PROBLEM DETAILS:
Repeat the records below exactly, leaving out any pictures.

THE DATA:
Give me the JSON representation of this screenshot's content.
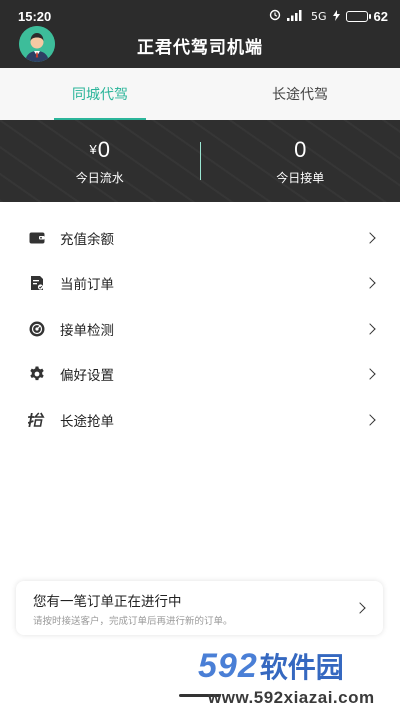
{
  "status_bar": {
    "time": "15:20",
    "signal_text": "5G",
    "battery_level": 62,
    "battery_text": "62"
  },
  "header": {
    "title": "正君代驾司机端",
    "avatar_icon": "driver-avatar"
  },
  "tabs": [
    {
      "label": "同城代驾",
      "active": true
    },
    {
      "label": "长途代驾",
      "active": false
    }
  ],
  "stats": {
    "flow": {
      "currency": "¥",
      "value": "0",
      "label": "今日流水"
    },
    "orders": {
      "value": "0",
      "label": "今日接单"
    }
  },
  "menu": [
    {
      "label": "充值余额",
      "icon": "wallet-icon"
    },
    {
      "label": "当前订单",
      "icon": "order-doc-icon"
    },
    {
      "label": "接单检测",
      "icon": "radar-icon"
    },
    {
      "label": "偏好设置",
      "icon": "gear-icon"
    },
    {
      "label": "长途抢单",
      "icon": "grab-order-icon"
    }
  ],
  "order_banner": {
    "title": "您有一笔订单正在进行中",
    "subtitle": "请按时接送客户，完成订单后再进行新的订单。"
  },
  "watermark": {
    "number": "592",
    "text": "软件园",
    "url": "www.592xiazai.com"
  },
  "colors": {
    "accent": "#2bb59a",
    "header_bg": "#2c2c2c",
    "stats_bg": "#2f2f2f"
  }
}
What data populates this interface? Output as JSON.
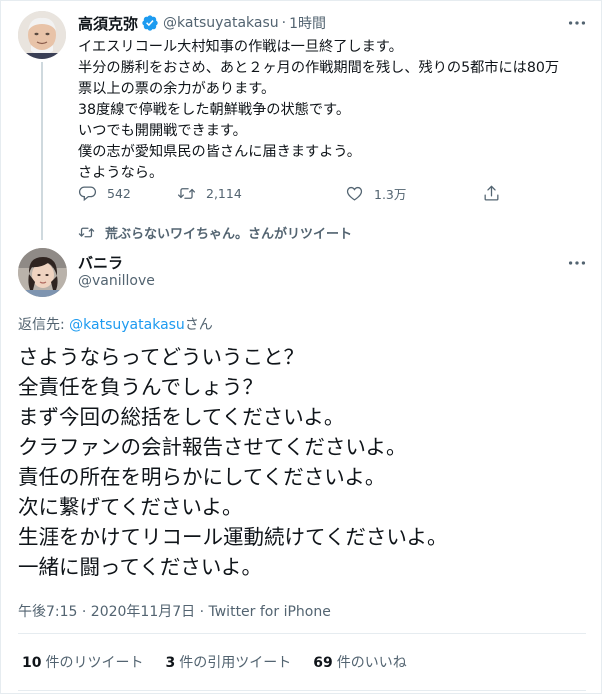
{
  "parent_tweet": {
    "author_name": "高須克弥",
    "handle": "@katsuyatakasu",
    "separator": "·",
    "time": "1時間",
    "verified": true,
    "lines": [
      "イエスリコール大村知事の作戦は一旦終了します。",
      "半分の勝利をおさめ、あと２ヶ月の作戦期間を残し、残りの5都市には80万",
      "票以上の票の余力があります。",
      "38度線で停戦をした朝鮮戦争の状態です。",
      "いつでも開開戦できます。",
      "僕の志が愛知県民の皆さんに届きますよう。",
      "さようなら。"
    ],
    "replies": "542",
    "retweets": "2,114",
    "likes": "1.3万",
    "icons": [
      "reply-icon",
      "retweet-icon",
      "like-icon",
      "share-icon",
      "more-icon",
      "verified-badge-icon"
    ]
  },
  "retweet_notice": "荒ぶらないワイちゃん。さんがリツイート",
  "main_tweet": {
    "author_name": "バニラ",
    "handle": "@vanillove",
    "reply_to_prefix": "返信先: ",
    "reply_to_mention": "@katsuyatakasu",
    "reply_to_suffix": "さん",
    "lines": [
      "さようならってどういうこと？",
      "全責任を負うんでしょう？",
      "まず今回の総括をしてくださいよ。",
      "クラファンの会計報告させてくださいよ。",
      "責任の所在を明らかにしてくださいよ。",
      "次に繋げてくださいよ。",
      "生涯をかけてリコール運動続けてくださいよ。",
      "一緒に闘ってくださいよ。"
    ],
    "timestamp": "午後7:15 · 2020年11月7日 · ",
    "source": "Twitter for iPhone",
    "stats": {
      "retweets_count": "10",
      "retweets_label": "件のリツイート",
      "quotes_count": "3",
      "quotes_label": "件の引用ツイート",
      "likes_count": "69",
      "likes_label": "件のいいね"
    }
  },
  "colors": {
    "text": "#0f1419",
    "secondary": "#536471",
    "accent": "#1d9bf0",
    "border": "#e6ecf0"
  }
}
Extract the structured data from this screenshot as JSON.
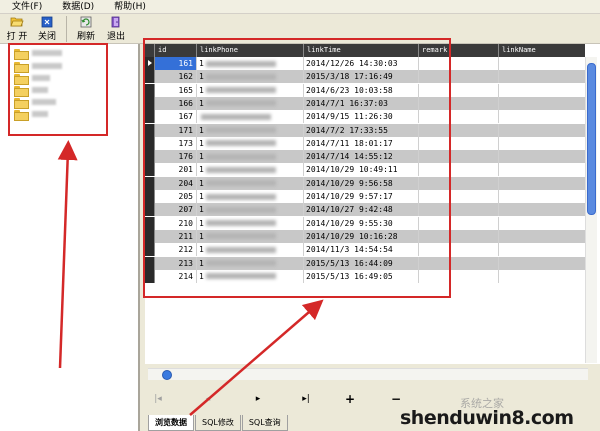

TASK OUTPUT:
Give me the JSON representation of this screenshot's content.
{
  "status_bar": {
    "time": "15:20",
    "signal_text": "5G",
    "battery_level": 62,
    "battery_text": "62"
  },
  "header": {
    "title": "正君代驾司机端",
    "avatar_icon": "driver-avatar"
  },
  "tabs": [
    {
      "label": "同城代驾",
      "active": true
    },
    {
      "label": "长途代驾",
      "active": false
    }
  ],
  "stats": {
    "flow": {
      "currency": "¥",
      "value": "0",
      "label": "今日流水"
    },
    "orders": {
      "value": "0",
      "label": "今日接单"
    }
  },
  "menu": [
    {
      "label": "充值余额",
      "icon": "wallet-icon"
    },
    {
      "label": "当前订单",
      "icon": "order-doc-icon"
    },
    {
      "label": "接单检测",
      "icon": "radar-icon"
    },
    {
      "label": "偏好设置",
      "icon": "gear-icon"
    },
    {
      "label": "长途抢单",
      "icon": "grab-order-icon"
    }
  ],
  "order_banner": {
    "title": "您有一笔订单正在进行中",
    "subtitle": "请按时接送客户，完成订单后再进行新的订单。"
  },
  "watermark": {
    "number": "592",
    "text": "软件园",
    "url": "www.592xiazai.com"
  },
  "colors": {
    "accent": "#2bb59a",
    "header_bg": "#2c2c2c",
    "stats_bg": "#2f2f2f"
  }
}
What data populates this interface? Output as JSON.
{
  "parent_tweet": {
    "author_name": "高須克弥",
    "handle": "@katsuyatakasu",
    "separator": "·",
    "time": "1時間",
    "verified": true,
    "lines": [
      "イエスリコール大村知事の作戦は一旦終了します。",
      "半分の勝利をおさめ、あと２ヶ月の作戦期間を残し、残りの5都市には80万",
      "票以上の票の余力があります。",
      "38度線で停戦をした朝鮮戦争の状態です。",
      "いつでも開開戦できます。",
      "僕の志が愛知県民の皆さんに届きますよう。",
      "さようなら。"
    ],
    "replies": "542",
    "retweets": "2,114",
    "likes": "1.3万",
    "icons": [
      "reply-icon",
      "retweet-icon",
      "like-icon",
      "share-icon",
      "more-icon",
      "verified-badge-icon"
    ]
  },
  "retweet_notice": "荒ぶらないワイちゃん。さんがリツイート",
  "main_tweet": {
    "author_name": "バニラ",
    "handle": "@vanillove",
    "reply_to_prefix": "返信先: ",
    "reply_to_mention": "@katsuyatakasu",
    "reply_to_suffix": "さん",
    "lines": [
      "さようならってどういうこと？",
      "全責任を負うんでしょう？",
      "まず今回の総括をしてくださいよ。",
      "クラファンの会計報告させてくださいよ。",
      "責任の所在を明らかにしてくださいよ。",
      "次に繋げてくださいよ。",
      "生涯をかけてリコール運動続けてくださいよ。",
      "一緒に闘ってくださいよ。"
    ],
    "timestamp": "午後7:15 · 2020年11月7日 · ",
    "source": "Twitter for iPhone",
    "stats": {
      "retweets_count": "10",
      "retweets_label": "件のリツイート",
      "quotes_count": "3",
      "quotes_label": "件の引用ツイート",
      "likes_count": "69",
      "likes_label": "件のいいね"
    }
  },
  "colors": {
    "text": "#0f1419",
    "secondary": "#536471",
    "accent": "#1d9bf0",
    "border": "#e6ecf0"
  }
}
Extract the structured data from this screenshot as JSON.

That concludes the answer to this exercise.